| Set problem |
Repeat the whole listing below, word for word.

Dataset rows:
──────────────────────────────
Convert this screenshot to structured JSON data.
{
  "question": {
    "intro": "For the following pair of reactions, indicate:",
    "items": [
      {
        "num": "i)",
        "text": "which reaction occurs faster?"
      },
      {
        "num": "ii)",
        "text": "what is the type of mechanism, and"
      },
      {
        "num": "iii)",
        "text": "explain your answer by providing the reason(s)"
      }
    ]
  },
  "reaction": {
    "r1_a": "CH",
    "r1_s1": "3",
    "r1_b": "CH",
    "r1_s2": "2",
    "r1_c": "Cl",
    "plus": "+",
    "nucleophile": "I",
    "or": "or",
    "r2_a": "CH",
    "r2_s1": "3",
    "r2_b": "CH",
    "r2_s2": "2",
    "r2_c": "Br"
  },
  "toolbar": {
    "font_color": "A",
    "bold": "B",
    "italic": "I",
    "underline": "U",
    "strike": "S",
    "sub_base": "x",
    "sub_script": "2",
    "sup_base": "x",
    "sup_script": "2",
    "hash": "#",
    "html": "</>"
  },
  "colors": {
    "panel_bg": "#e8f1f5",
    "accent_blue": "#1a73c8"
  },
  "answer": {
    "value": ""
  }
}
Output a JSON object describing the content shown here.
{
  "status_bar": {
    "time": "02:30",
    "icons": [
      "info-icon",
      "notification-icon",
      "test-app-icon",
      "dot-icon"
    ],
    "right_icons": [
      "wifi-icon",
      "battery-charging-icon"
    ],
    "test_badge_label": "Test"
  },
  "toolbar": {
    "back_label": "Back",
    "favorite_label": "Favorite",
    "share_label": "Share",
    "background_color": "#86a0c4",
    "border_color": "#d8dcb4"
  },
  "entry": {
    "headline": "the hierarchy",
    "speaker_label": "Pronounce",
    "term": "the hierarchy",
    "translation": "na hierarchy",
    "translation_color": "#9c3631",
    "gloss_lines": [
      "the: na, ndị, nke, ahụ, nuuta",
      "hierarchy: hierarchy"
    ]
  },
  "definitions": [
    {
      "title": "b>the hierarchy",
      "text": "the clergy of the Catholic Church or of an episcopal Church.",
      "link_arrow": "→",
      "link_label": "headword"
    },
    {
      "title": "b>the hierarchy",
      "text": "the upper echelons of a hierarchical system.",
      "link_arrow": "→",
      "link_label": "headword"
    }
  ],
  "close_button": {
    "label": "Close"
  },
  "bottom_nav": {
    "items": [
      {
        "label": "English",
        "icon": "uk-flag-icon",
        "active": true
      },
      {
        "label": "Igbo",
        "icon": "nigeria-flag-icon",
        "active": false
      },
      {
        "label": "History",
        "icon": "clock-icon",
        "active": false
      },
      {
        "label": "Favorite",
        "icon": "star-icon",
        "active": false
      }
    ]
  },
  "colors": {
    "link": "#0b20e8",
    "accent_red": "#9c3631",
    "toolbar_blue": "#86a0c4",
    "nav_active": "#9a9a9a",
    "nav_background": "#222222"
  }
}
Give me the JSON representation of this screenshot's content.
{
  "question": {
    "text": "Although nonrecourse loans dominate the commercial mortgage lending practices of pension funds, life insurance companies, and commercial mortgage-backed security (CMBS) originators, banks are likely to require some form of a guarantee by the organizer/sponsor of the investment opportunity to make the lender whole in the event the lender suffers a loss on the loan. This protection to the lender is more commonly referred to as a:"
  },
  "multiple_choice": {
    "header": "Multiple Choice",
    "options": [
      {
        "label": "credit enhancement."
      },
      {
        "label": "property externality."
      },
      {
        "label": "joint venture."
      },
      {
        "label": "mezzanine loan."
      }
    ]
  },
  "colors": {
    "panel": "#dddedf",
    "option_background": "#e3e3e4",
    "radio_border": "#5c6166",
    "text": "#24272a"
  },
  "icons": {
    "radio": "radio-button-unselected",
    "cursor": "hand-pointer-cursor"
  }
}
──────────────────────────────
| Problem solution |
Convert this screenshot to structured JSON data.
{
  "question": {
    "intro": "For the following pair of reactions, indicate:",
    "items": [
      {
        "num": "i)",
        "text": "which reaction occurs faster?"
      },
      {
        "num": "ii)",
        "text": "what is the type of mechanism, and"
      },
      {
        "num": "iii)",
        "text": "explain your answer by providing the reason(s)"
      }
    ]
  },
  "reaction": {
    "r1_a": "CH",
    "r1_s1": "3",
    "r1_b": "CH",
    "r1_s2": "2",
    "r1_c": "Cl",
    "plus": "+",
    "nucleophile": "I",
    "or": "or",
    "r2_a": "CH",
    "r2_s1": "3",
    "r2_b": "CH",
    "r2_s2": "2",
    "r2_c": "Br"
  },
  "toolbar": {
    "font_color": "A",
    "bold": "B",
    "italic": "I",
    "underline": "U",
    "strike": "S",
    "sub_base": "x",
    "sub_script": "2",
    "sup_base": "x",
    "sup_script": "2",
    "hash": "#",
    "html": "</>"
  },
  "colors": {
    "panel_bg": "#e8f1f5",
    "accent_blue": "#1a73c8"
  },
  "answer": {
    "value": ""
  }
}
Output a JSON object describing the content shown here.
{
  "status_bar": {
    "time": "02:30",
    "icons": [
      "info-icon",
      "notification-icon",
      "test-app-icon",
      "dot-icon"
    ],
    "right_icons": [
      "wifi-icon",
      "battery-charging-icon"
    ],
    "test_badge_label": "Test"
  },
  "toolbar": {
    "back_label": "Back",
    "favorite_label": "Favorite",
    "share_label": "Share",
    "background_color": "#86a0c4",
    "border_color": "#d8dcb4"
  },
  "entry": {
    "headline": "the hierarchy",
    "speaker_label": "Pronounce",
    "term": "the hierarchy",
    "translation": "na hierarchy",
    "translation_color": "#9c3631",
    "gloss_lines": [
      "the: na, ndị, nke, ahụ, nuuta",
      "hierarchy: hierarchy"
    ]
  },
  "definitions": [
    {
      "title": "b>the hierarchy",
      "text": "the clergy of the Catholic Church or of an episcopal Church.",
      "link_arrow": "→",
      "link_label": "headword"
    },
    {
      "title": "b>the hierarchy",
      "text": "the upper echelons of a hierarchical system.",
      "link_arrow": "→",
      "link_label": "headword"
    }
  ],
  "close_button": {
    "label": "Close"
  },
  "bottom_nav": {
    "items": [
      {
        "label": "English",
        "icon": "uk-flag-icon",
        "active": true
      },
      {
        "label": "Igbo",
        "icon": "nigeria-flag-icon",
        "active": false
      },
      {
        "label": "History",
        "icon": "clock-icon",
        "active": false
      },
      {
        "label": "Favorite",
        "icon": "star-icon",
        "active": false
      }
    ]
  },
  "colors": {
    "link": "#0b20e8",
    "accent_red": "#9c3631",
    "toolbar_blue": "#86a0c4",
    "nav_active": "#9a9a9a",
    "nav_background": "#222222"
  }
}
Give me the JSON representation of this screenshot's content.
{
  "question": {
    "text": "Although nonrecourse loans dominate the commercial mortgage lending practices of pension funds, life insurance companies, and commercial mortgage-backed security (CMBS) originators, banks are likely to require some form of a guarantee by the organizer/sponsor of the investment opportunity to make the lender whole in the event the lender suffers a loss on the loan. This protection to the lender is more commonly referred to as a:"
  },
  "multiple_choice": {
    "header": "Multiple Choice",
    "options": [
      {
        "label": "credit enhancement."
      },
      {
        "label": "property externality."
      },
      {
        "label": "joint venture."
      },
      {
        "label": "mezzanine loan."
      }
    ]
  },
  "colors": {
    "panel": "#dddedf",
    "option_background": "#e3e3e4",
    "radio_border": "#5c6166",
    "text": "#24272a"
  },
  "icons": {
    "radio": "radio-button-unselected",
    "cursor": "hand-pointer-cursor"
  }
}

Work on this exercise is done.